Exercise aim
Repeat verbatim every line of the material, beginning at the line that holds "Extract the structured" and ending at its last line.

Input rows

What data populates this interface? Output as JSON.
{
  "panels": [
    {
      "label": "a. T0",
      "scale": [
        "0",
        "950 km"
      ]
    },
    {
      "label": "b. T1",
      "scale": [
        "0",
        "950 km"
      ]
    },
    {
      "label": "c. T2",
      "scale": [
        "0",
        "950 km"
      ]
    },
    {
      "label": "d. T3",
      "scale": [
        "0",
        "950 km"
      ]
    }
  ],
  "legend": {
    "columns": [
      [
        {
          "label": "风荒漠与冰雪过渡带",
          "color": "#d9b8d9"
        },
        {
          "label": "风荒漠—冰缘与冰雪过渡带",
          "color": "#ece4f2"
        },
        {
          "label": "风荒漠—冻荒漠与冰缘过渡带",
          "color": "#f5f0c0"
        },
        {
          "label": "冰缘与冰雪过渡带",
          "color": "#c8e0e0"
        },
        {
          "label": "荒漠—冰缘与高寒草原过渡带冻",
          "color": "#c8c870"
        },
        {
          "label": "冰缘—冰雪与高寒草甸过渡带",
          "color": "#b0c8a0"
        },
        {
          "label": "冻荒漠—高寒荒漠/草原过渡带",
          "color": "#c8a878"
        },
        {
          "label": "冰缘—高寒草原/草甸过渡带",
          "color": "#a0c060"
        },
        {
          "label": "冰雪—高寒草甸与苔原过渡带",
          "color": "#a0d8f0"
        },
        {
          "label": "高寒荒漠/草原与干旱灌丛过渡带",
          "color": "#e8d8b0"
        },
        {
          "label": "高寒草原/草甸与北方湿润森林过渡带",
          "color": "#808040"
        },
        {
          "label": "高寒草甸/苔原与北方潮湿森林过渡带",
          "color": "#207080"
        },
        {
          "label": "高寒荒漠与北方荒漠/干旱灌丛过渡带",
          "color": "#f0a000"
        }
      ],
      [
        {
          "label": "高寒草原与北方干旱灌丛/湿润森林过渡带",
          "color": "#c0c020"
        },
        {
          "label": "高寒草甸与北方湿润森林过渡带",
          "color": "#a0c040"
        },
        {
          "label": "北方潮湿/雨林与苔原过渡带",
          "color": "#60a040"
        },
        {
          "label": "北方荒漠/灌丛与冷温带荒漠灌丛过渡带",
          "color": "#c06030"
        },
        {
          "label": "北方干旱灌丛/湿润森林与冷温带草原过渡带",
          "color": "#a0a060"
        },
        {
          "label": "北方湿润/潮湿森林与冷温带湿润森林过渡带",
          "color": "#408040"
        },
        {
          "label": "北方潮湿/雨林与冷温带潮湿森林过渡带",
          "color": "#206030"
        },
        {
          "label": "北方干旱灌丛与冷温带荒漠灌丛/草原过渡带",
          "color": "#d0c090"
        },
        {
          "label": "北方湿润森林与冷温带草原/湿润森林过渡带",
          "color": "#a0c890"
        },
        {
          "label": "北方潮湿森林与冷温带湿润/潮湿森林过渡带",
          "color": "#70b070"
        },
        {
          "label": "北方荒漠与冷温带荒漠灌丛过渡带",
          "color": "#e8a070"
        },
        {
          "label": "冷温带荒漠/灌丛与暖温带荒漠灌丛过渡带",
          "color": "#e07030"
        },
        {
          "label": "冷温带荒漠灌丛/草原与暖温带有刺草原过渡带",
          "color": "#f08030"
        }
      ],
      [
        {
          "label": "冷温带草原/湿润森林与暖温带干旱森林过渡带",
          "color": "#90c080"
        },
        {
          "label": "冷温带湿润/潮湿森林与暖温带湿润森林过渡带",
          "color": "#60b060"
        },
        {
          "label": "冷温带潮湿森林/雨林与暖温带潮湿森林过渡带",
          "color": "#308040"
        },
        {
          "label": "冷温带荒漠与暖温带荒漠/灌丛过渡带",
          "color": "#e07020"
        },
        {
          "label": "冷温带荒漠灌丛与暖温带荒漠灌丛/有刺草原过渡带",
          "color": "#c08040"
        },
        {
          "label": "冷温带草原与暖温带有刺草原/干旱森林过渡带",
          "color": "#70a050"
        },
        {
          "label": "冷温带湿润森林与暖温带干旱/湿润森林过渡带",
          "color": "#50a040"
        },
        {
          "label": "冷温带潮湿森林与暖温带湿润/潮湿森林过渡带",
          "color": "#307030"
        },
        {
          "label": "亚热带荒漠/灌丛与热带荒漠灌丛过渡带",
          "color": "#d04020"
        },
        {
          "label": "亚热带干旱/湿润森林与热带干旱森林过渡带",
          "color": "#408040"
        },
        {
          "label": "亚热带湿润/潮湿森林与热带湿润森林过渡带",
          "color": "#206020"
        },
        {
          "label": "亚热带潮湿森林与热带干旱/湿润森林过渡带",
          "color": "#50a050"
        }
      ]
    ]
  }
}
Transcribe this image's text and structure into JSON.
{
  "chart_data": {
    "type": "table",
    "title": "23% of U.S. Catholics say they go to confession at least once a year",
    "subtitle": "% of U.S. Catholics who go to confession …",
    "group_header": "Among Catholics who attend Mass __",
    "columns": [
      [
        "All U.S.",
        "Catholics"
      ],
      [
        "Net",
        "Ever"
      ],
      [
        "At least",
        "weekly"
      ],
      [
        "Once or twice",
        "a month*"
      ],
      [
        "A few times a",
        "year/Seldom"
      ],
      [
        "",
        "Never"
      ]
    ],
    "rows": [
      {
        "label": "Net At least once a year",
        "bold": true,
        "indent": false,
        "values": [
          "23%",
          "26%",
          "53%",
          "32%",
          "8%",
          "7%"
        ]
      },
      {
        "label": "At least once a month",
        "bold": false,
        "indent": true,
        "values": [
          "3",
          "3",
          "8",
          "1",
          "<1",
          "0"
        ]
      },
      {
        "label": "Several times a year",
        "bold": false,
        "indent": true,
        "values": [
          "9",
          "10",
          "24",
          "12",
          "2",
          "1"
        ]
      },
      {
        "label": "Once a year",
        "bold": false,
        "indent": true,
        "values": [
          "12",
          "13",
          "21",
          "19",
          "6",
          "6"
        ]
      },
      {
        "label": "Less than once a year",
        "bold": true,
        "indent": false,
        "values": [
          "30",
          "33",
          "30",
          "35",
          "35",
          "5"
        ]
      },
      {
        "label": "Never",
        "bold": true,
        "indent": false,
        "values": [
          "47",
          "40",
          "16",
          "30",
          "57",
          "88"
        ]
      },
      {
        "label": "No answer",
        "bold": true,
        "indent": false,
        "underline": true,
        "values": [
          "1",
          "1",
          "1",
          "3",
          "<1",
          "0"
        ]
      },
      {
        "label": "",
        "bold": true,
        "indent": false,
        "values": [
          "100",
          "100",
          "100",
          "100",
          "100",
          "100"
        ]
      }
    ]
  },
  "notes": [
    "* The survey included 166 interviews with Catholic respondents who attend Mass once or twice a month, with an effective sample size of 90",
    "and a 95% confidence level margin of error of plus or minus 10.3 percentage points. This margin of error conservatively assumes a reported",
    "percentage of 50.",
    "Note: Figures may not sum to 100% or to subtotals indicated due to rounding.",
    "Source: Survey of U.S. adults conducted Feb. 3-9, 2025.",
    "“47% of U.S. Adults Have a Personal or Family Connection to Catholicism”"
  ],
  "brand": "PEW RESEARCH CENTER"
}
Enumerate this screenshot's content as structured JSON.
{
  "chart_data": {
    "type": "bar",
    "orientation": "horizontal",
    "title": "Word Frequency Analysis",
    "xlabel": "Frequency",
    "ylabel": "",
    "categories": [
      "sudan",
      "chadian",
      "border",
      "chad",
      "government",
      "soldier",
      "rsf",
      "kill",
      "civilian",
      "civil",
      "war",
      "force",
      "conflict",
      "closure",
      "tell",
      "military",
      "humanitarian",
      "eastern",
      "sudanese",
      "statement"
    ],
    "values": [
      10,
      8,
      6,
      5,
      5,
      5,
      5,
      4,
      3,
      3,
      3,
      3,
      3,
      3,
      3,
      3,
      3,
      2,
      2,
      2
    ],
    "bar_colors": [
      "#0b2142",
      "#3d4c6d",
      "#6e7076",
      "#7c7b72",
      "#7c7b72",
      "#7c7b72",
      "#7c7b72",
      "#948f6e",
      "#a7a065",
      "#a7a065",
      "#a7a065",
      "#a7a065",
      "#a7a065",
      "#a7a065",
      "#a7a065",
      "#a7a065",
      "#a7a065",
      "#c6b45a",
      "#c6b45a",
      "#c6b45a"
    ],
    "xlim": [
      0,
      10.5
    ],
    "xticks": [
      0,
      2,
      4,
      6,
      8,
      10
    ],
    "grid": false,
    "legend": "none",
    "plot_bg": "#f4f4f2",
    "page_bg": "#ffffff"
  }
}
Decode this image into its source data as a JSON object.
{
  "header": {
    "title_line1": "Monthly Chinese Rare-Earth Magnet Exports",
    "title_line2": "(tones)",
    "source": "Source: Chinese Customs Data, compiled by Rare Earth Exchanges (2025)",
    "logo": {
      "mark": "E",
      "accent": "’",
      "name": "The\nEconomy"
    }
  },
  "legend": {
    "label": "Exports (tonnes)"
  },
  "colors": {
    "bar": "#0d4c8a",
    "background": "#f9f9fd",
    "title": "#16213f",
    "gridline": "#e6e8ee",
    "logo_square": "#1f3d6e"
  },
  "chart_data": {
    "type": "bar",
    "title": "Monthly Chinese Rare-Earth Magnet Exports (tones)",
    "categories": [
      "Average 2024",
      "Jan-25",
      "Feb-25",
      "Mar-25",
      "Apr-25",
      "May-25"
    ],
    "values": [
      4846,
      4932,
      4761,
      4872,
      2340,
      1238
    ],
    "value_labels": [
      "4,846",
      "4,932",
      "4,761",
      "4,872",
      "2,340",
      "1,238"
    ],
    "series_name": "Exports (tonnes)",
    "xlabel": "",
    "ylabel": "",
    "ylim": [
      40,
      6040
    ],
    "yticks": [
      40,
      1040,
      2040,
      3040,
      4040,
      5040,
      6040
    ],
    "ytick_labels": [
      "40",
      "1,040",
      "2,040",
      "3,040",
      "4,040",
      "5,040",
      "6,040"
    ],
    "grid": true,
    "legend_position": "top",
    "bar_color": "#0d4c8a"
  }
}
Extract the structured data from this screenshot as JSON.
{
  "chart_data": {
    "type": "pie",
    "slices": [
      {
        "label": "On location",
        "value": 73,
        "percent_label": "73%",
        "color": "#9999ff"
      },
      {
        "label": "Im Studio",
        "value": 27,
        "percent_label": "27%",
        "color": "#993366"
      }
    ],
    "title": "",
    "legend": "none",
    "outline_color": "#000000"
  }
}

Answer to the exercise
Extract the structured data from this screenshot as JSON.
{
  "chart_data": {
    "type": "pie",
    "slices": [
      {
        "label": "On location",
        "value": 73,
        "percent_label": "73%",
        "color": "#9999ff"
      },
      {
        "label": "Im Studio",
        "value": 27,
        "percent_label": "27%",
        "color": "#993366"
      }
    ],
    "title": "",
    "legend": "none",
    "outline_color": "#000000"
  }
}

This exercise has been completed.